------ INFORMATION SHOWN ------

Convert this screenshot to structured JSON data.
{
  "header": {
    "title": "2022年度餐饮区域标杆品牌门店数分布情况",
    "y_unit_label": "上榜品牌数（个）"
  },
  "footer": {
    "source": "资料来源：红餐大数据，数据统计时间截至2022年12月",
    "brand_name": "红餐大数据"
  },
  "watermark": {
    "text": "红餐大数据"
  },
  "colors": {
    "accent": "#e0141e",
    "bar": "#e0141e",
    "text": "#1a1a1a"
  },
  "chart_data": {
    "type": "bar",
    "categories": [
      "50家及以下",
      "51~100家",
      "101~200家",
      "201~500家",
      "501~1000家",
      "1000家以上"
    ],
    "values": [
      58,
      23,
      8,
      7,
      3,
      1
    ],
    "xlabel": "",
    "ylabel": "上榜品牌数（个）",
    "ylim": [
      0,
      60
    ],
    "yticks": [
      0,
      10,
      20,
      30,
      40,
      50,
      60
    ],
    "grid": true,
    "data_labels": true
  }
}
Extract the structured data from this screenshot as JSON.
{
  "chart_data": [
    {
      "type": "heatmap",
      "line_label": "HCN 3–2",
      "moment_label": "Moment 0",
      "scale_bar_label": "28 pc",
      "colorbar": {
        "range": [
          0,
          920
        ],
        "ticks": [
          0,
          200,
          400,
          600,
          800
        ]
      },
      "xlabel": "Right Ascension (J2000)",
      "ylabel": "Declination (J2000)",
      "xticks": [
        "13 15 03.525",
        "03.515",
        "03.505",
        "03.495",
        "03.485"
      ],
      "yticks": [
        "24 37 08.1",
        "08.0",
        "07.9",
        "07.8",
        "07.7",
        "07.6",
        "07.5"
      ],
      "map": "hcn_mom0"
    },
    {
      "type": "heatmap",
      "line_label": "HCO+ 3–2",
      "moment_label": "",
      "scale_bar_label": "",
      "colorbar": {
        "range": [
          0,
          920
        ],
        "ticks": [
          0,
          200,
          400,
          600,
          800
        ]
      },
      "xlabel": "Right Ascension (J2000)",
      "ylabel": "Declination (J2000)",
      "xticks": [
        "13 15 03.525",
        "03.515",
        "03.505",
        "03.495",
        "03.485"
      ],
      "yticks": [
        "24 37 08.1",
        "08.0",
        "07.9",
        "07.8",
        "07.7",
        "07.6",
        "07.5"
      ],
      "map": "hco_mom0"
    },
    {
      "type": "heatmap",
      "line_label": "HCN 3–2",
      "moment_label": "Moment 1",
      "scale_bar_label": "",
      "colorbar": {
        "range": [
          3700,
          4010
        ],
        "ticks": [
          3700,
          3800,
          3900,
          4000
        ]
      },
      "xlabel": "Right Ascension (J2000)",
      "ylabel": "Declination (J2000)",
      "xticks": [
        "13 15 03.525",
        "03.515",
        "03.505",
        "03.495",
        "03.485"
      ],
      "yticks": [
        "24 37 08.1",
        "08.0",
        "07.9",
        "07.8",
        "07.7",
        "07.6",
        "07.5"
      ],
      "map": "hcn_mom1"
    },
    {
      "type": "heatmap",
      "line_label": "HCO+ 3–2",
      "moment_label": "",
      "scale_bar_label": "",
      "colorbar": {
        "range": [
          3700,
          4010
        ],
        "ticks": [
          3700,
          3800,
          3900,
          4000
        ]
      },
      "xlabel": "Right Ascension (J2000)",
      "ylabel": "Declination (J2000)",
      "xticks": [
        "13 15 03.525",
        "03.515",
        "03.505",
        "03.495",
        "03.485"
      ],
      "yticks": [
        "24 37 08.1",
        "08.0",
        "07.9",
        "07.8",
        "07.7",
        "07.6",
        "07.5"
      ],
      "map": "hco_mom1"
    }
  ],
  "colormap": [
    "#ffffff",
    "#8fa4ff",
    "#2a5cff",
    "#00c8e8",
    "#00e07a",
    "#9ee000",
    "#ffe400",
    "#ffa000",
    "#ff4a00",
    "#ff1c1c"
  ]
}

------

TASK DIRECTIONS - Tally up the lines with the word "screenshot" in them, and answer with that number by itself.

FULL OUTPUT - 2